Weekend Edition: 10 Things to Do in New York’s Art World Before February 8

What to do this weekend in the art world in New York City.

Peter Fischli David Weiss, At the Carpet Shop (from Sausage Series), 1979. © 2015, Peter Fischli and David Weiss
Peter Fischli David Weiss, At the Carpet Shop (from Sausage Series), 1979. © 2015, Peter Fischli and David Weiss

FRIDAY, FEBRUARY 5

Opening: “Peter Fischli David Weiss: How to Work Better” at the Guggenheim Museum
Best known for their 1987 video The Way Things Go, which captures the chain reaction of everyday objects setting one another into motion, the Swiss artists Peter Fischli and David Weiss collaborated for 33 years in making videos, photographs, sculptures and installations that creatively contrasted the banal with the sublime. This retrospective exhibition presents more than 300 works—ranging from the humorous 1979 Sausage Series photos to the 2008 lifelike sculpture Rat and Bear (Sleeping), which uses electrical mechanisms to make the giant stuffed creatures seemingly breathe. David Weiss passed away in 2012 but catch Peter Fischli in conversation with London’s Serpentine Galleries director of international projects Hans Ulrich Obrist at the museum on Saturday, February 6.
Solomon R. Guggenheim Museum, 1071 Fifth Avenue, 10 a.m.–5:45 p.m., free with museum admission

Fred Tomaselli, Black and White All Over, 1993. (Photo: Courtesy the artist and James Cohan, New York)
Fred Tomaselli, Black and White All Over, 1993. (Photo: Courtesy the artist and James Cohan, New York)

Gallery show: “Fred Tomaselli: Early Work or How I Became a Painter” at James Cohan
While most people think of Fred Tomaselli as a painter of large-scale allegories assembled from cut-up magazine imagery and resin covered canvases loaded with prescription pills and pot leaves, the artist actually started out making immersive installations involving light, sound and motion or obsessive investigations that charted daily activities and drug use. This exhibition takes a fascinating look back at works that the artist made from the time he moved to Los Angeles in 1982 and continued upon resettling in Brooklyn in 1985. Although Mr. Tomaselli shifted back to painting (his college major) in the early 1990s, his flirtation with mapping the world around him led to 10 Kilometer Radius, a permanent installation at the New York Hall of Science, which photographically captures 72 sites surrounding the building at that precise distance.
James Cohan, 533 West 26 Street, open now.

Hiroshi Sugimoto, Accelerated Buddha, 1997. (Photo: © Hiroshi Sugimoto, courtesy Pace Gallery)
Hiroshi Sugimoto, Accelerated Buddha, 1997. (Photo: © Hiroshi Sugimoto, courtesy Pace Gallery)

Opening: “Hiroshi Sugimoto: Sea of Buddha” at Pace Gallery
A master of Minimal and Conceptual Art, Hiroshi Sugimoto is celebrated for his photographs of movie theaters and drive-ins, where the screens capture the films—projected in their entirety—as only white light, and images of tranquil seascapes, in which the water and the sky are equally split at the horizon line. The Pace show presents an early series of photographs he shot in 1995 of 1000 nearly identical bodhisattva statues, which are installed in a Kyoto temple that dates to 1266, along with the related three-channel video Accelerated Buddha, from 1997. Like Mr. Sugimoto’s images of dioramas at the American Museum of Natural History and wax replicas of historical figures at Madame Tussard’s, the works in this exhibition eloquently meditate on the passage of time, a favorite subject of the artist.

*Collected data entries*.

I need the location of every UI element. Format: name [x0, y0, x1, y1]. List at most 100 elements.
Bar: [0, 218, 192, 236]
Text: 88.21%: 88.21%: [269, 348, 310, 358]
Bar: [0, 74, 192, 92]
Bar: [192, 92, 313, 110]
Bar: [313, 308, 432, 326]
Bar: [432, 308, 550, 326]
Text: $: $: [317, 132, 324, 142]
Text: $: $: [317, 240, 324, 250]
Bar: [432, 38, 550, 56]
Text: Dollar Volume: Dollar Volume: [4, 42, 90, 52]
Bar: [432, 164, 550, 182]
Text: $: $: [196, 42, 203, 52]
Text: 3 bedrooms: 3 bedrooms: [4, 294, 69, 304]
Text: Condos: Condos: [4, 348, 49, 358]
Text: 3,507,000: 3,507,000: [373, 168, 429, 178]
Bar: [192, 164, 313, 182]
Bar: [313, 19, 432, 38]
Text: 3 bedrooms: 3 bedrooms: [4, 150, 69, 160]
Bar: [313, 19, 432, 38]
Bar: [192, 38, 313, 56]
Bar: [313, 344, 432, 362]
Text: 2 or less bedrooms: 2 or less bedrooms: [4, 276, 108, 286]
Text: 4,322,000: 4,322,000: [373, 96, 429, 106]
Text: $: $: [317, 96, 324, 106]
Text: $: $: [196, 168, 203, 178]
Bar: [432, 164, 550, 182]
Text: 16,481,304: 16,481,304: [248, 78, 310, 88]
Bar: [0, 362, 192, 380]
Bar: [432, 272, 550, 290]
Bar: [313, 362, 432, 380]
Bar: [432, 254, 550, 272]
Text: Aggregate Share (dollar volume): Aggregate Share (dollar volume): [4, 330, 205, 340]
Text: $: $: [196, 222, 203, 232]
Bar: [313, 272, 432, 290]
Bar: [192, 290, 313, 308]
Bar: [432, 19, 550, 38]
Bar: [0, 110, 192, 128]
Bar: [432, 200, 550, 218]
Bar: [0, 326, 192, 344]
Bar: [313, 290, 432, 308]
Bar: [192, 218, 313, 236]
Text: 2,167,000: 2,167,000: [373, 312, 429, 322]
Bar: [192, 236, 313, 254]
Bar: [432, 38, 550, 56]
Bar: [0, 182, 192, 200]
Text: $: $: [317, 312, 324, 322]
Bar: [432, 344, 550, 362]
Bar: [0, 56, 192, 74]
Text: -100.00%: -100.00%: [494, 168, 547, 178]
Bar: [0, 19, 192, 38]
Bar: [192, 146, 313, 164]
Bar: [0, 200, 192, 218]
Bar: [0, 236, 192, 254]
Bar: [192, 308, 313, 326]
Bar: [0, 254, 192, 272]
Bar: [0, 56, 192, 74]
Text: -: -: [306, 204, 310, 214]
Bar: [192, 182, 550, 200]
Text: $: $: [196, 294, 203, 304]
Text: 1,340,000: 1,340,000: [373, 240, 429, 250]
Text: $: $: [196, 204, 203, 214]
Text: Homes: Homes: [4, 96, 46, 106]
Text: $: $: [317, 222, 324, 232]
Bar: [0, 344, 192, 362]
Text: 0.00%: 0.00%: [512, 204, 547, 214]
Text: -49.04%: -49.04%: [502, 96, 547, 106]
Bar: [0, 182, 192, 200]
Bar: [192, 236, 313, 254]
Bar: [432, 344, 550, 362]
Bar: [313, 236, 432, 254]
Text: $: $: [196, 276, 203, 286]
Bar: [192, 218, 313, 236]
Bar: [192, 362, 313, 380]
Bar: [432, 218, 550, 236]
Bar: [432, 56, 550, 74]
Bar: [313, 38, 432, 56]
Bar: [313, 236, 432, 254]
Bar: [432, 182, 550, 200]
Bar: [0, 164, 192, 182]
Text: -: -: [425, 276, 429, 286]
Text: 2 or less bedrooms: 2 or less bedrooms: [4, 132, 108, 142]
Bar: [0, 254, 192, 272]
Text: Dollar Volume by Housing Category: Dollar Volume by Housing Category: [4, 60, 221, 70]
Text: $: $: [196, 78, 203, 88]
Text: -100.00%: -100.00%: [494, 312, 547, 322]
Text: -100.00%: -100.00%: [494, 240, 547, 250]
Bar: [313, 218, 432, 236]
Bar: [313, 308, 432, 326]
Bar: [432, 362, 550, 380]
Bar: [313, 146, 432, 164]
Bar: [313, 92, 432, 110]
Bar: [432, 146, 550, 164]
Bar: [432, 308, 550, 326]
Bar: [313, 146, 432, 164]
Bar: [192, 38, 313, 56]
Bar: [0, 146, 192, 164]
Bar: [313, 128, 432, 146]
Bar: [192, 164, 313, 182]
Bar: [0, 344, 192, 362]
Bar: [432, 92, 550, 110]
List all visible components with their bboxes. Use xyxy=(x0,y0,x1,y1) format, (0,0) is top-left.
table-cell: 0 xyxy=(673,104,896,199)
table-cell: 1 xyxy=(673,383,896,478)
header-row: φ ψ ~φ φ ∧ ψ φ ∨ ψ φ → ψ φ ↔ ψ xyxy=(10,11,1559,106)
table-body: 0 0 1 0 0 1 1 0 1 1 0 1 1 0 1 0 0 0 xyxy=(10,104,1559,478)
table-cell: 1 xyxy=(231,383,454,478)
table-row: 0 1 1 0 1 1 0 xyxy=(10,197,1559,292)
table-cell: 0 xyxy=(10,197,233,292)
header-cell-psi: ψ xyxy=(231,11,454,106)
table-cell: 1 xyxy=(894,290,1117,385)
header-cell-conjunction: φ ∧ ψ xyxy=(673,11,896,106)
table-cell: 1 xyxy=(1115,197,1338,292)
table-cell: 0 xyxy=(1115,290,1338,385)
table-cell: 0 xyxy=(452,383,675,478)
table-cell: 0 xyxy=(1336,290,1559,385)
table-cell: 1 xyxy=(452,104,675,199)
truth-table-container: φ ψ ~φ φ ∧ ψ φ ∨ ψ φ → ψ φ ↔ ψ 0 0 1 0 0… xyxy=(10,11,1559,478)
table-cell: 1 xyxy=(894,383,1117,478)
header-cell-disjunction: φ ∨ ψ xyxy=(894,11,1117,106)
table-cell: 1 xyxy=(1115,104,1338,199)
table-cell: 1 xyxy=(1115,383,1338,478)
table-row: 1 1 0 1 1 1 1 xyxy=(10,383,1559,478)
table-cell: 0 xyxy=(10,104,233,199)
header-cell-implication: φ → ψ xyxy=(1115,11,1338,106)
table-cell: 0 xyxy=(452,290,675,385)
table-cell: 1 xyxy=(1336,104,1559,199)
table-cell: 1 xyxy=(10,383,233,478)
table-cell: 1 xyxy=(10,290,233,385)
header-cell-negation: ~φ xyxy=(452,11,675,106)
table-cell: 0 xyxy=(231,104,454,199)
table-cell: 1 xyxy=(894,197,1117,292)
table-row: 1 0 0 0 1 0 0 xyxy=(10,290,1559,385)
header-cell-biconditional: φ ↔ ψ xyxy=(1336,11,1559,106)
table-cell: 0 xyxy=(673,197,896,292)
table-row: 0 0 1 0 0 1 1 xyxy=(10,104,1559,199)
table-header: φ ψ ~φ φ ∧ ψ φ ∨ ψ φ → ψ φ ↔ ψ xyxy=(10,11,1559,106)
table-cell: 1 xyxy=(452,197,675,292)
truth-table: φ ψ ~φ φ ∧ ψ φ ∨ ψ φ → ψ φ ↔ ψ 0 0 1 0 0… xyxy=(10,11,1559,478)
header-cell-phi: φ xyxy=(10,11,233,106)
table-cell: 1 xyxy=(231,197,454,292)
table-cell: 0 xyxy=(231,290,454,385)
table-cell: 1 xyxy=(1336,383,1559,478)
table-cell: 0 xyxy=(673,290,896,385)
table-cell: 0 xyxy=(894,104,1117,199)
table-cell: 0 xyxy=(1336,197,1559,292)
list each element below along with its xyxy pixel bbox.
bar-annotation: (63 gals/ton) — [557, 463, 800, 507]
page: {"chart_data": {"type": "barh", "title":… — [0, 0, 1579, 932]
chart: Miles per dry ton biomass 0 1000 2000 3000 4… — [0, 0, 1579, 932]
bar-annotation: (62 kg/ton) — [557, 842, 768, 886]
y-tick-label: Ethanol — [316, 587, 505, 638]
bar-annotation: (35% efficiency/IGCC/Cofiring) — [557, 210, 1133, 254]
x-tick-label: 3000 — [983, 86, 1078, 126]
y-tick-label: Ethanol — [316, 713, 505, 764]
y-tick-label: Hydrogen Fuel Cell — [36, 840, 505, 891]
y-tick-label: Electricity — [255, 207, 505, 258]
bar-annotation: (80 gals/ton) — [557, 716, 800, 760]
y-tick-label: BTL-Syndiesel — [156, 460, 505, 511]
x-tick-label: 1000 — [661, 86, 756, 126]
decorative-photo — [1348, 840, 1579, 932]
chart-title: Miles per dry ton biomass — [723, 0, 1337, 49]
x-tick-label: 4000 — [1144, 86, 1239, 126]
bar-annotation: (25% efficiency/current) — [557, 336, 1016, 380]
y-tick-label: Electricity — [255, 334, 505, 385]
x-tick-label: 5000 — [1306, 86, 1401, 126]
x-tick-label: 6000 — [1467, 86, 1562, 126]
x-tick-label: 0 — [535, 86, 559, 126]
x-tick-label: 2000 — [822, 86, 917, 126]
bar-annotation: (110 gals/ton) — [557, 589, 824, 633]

*WHAT IS ASKED*.
**a.** Translate this sentence from the New York art listings into Spanish: "This exhibition takes a fascinating look back at works that the artist made from the time he moved to Los Angeles in 1982 and continued upon resettling in Brooklyn in 1985."
**b.** Pull out the rows from their first line through the line with "Text: 3 bedrooms: 3 bedrooms: [4, 294, 69, 304]", both ends included, and reproduce them unchanged.

*ANSWERS TO THE EXERCISE*.
**a.** Esta exposición ofrece una fascinante mirada retrospectiva a las obras que el artista realizó desde que se mudó a Los Ángeles en 1982 y que continuó al volver a instalarse en Brooklyn en 1985.

**b.**
I need the location of every UI element. Format: name [x0, y0, x1, y1]. List at most 100 elements.
Bar: [0, 218, 192, 236]
Text: 88.21%: 88.21%: [269, 348, 310, 358]
Bar: [0, 74, 192, 92]
Bar: [192, 92, 313, 110]
Bar: [313, 308, 432, 326]
Bar: [432, 308, 550, 326]
Text: $: $: [317, 132, 324, 142]
Text: $: $: [317, 240, 324, 250]
Bar: [432, 38, 550, 56]
Text: Dollar Volume: Dollar Volume: [4, 42, 90, 52]
Bar: [432, 164, 550, 182]
Text: $: $: [196, 42, 203, 52]
Text: 3 bedrooms: 3 bedrooms: [4, 294, 69, 304]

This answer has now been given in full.